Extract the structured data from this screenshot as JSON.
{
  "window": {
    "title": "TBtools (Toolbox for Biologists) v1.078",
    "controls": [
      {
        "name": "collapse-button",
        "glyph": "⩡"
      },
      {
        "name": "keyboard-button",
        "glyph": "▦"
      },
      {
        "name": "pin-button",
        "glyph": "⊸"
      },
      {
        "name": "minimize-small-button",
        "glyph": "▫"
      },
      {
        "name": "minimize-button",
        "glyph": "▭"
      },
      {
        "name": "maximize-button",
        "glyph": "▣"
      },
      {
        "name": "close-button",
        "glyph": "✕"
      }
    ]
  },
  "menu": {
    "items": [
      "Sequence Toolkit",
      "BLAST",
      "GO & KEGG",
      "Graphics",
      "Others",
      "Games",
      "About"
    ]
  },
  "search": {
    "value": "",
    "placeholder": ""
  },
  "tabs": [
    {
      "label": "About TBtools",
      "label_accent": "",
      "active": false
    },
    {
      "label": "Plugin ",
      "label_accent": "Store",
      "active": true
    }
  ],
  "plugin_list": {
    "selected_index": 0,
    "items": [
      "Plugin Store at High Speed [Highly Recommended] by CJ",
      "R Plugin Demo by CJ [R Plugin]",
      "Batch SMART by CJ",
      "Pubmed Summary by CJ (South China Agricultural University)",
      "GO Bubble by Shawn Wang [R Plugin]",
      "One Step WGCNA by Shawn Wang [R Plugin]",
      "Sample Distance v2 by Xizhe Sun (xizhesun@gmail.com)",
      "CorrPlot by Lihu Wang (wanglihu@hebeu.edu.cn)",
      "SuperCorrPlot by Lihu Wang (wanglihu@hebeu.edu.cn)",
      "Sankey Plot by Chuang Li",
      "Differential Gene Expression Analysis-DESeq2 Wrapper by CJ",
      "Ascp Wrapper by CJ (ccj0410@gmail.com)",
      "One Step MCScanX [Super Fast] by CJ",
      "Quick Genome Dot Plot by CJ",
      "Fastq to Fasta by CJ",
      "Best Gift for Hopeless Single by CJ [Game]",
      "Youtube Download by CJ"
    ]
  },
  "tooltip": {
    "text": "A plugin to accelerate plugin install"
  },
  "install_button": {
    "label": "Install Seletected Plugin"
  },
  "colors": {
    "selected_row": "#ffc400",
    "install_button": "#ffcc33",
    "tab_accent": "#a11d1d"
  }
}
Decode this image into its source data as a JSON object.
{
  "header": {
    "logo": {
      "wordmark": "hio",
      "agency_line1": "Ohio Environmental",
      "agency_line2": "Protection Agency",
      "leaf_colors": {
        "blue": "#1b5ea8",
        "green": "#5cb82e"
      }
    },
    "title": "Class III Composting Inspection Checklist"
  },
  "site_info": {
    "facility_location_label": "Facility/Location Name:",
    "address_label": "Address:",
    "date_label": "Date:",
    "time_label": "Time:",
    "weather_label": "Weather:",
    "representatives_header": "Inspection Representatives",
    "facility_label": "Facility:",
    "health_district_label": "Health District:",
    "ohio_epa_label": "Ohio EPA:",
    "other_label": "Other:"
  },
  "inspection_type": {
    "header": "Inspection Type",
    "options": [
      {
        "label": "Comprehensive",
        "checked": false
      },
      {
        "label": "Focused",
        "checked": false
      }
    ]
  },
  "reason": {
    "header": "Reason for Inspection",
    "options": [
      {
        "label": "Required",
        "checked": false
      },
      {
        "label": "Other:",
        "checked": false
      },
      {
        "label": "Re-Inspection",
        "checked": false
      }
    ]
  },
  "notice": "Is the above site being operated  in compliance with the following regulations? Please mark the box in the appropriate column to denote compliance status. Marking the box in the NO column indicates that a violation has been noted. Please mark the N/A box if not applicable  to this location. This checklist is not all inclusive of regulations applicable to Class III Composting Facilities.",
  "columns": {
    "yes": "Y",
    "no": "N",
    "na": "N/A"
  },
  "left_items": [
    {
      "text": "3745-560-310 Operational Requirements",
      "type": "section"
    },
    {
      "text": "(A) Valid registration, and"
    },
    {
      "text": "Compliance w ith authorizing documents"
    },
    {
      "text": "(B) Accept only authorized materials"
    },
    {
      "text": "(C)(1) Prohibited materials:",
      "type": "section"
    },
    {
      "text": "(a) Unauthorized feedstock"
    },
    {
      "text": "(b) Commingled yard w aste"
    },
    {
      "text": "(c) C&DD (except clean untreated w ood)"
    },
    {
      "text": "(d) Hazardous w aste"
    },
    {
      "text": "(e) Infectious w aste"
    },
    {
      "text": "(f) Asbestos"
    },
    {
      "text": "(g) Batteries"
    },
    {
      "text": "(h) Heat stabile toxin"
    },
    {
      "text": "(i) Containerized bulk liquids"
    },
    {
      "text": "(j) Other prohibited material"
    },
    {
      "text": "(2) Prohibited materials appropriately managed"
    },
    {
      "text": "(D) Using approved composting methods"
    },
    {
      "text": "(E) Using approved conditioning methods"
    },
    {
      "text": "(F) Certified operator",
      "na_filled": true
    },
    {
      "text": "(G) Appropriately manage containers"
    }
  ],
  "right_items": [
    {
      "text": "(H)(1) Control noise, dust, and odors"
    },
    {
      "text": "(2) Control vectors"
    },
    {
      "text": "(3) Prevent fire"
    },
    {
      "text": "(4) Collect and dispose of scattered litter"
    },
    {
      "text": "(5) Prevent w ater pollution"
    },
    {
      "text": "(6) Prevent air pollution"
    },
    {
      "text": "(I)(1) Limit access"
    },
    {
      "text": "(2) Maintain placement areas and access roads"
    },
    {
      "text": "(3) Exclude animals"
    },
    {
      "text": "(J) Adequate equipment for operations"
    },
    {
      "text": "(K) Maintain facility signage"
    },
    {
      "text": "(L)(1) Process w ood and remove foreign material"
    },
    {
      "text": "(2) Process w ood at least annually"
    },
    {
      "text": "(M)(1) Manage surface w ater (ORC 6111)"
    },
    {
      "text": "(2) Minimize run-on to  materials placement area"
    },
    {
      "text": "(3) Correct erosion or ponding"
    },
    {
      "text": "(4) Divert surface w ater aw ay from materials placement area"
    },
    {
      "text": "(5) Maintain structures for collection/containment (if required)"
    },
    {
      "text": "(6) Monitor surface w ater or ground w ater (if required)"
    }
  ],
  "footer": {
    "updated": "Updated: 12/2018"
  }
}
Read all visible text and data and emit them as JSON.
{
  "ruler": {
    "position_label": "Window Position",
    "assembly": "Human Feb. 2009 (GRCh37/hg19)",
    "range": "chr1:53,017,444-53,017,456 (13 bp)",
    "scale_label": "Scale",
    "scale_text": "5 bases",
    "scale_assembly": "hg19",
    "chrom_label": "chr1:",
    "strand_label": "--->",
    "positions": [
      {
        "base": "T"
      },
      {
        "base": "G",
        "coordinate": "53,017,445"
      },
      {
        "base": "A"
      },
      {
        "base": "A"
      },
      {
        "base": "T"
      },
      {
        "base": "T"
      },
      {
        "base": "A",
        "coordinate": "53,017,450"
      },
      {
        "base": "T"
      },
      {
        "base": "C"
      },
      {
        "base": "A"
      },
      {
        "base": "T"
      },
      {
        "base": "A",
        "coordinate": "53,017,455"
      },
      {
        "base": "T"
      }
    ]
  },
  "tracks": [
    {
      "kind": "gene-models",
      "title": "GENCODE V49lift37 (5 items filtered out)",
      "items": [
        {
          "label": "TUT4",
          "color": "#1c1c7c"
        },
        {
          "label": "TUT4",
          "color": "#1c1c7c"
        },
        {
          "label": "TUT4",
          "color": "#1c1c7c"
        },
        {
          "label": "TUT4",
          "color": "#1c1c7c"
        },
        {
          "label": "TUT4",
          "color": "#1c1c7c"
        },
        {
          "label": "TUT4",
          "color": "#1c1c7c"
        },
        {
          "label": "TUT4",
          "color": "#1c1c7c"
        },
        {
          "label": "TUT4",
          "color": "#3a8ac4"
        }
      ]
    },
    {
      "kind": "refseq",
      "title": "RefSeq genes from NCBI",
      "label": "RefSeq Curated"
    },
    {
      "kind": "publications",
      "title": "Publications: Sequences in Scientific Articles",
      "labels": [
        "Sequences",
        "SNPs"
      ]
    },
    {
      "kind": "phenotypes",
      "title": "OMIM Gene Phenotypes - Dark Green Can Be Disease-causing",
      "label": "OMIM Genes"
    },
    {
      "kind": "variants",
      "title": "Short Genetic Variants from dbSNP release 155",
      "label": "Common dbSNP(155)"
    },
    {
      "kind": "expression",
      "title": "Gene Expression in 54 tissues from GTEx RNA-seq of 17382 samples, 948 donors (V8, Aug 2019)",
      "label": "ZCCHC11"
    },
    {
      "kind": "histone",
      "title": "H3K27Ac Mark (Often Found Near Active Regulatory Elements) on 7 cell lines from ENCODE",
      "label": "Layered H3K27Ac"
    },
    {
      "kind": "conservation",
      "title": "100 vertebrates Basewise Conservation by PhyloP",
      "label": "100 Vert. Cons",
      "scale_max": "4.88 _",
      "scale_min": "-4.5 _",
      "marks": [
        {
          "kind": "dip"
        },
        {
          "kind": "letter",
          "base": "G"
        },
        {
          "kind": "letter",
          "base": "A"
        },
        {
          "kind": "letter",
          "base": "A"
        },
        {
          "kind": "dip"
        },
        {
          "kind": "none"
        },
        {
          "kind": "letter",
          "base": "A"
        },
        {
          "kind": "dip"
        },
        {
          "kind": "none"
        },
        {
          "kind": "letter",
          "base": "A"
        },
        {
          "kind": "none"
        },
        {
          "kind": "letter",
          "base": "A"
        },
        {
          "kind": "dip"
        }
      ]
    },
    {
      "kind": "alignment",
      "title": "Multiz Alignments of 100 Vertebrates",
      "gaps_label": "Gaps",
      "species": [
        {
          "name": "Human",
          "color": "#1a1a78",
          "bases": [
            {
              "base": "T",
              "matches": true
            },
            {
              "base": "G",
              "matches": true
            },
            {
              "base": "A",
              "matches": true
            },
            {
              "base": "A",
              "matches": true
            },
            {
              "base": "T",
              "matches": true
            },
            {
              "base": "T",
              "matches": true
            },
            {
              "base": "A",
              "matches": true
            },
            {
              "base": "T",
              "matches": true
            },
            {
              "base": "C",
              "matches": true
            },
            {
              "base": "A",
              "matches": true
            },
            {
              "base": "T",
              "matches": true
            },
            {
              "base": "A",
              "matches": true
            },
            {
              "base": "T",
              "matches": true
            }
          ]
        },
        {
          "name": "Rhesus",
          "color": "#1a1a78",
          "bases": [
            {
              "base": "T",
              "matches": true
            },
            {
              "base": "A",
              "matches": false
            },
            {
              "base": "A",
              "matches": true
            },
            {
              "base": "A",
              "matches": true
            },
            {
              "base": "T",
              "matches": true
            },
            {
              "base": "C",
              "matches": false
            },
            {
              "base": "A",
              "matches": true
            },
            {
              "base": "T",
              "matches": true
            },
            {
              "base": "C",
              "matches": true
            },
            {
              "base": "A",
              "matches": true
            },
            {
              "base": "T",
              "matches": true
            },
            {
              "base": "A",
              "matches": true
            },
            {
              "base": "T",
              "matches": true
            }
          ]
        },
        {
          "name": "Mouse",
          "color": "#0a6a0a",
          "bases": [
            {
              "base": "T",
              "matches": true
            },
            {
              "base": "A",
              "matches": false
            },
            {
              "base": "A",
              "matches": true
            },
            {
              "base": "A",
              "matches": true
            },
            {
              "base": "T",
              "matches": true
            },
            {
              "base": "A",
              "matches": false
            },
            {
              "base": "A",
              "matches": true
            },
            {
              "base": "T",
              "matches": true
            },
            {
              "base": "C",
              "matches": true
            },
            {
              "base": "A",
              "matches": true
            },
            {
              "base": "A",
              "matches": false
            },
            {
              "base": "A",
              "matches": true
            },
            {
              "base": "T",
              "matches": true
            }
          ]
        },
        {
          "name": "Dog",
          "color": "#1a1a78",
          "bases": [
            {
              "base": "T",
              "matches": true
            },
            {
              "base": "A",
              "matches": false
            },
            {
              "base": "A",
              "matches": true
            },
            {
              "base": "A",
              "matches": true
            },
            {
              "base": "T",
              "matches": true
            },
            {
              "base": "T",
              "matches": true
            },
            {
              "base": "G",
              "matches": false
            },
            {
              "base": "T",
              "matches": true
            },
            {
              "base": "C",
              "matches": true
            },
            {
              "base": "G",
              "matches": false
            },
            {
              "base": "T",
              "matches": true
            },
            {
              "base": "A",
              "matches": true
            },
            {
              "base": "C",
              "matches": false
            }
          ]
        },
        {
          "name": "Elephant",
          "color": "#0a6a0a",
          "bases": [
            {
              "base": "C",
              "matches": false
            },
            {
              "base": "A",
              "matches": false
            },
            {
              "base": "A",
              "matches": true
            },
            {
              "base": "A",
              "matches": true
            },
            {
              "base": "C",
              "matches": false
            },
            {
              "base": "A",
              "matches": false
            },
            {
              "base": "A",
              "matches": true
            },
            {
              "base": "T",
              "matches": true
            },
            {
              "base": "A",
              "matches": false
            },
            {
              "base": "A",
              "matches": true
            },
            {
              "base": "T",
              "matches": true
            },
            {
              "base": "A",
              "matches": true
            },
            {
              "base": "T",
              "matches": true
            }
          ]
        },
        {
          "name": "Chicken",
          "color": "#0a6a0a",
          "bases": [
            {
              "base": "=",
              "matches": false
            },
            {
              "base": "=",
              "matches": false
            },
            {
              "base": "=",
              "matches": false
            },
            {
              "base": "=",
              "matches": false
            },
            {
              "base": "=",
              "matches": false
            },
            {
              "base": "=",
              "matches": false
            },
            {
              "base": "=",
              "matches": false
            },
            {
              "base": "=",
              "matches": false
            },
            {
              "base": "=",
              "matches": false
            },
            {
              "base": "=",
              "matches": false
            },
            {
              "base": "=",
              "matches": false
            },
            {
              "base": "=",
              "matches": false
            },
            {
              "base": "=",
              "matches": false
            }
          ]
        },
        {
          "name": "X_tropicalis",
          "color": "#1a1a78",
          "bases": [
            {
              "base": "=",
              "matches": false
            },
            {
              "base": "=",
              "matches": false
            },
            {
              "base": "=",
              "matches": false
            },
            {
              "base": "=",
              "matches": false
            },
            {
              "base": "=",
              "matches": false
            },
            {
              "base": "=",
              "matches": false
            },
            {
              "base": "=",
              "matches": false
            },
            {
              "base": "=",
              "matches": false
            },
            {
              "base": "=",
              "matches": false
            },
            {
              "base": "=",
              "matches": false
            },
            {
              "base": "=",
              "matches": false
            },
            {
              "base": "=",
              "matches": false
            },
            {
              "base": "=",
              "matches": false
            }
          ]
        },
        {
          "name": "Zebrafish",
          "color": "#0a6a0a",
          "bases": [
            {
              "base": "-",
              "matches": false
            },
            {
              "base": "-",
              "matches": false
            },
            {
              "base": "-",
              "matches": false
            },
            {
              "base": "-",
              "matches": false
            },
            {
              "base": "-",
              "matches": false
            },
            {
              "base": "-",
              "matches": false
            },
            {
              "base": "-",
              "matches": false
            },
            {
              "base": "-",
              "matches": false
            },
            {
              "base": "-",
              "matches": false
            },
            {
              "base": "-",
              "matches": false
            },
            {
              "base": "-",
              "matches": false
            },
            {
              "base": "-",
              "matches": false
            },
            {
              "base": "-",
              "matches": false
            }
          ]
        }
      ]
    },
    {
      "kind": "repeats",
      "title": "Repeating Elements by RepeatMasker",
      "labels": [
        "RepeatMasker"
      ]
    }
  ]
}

────────────────────

● Work item: Please return every line from the material above where the string "methods" occurs.

● The completed task:
      "text": "(D) Using approved composting methods"
      "text": "(E) Using approved conditioning methods"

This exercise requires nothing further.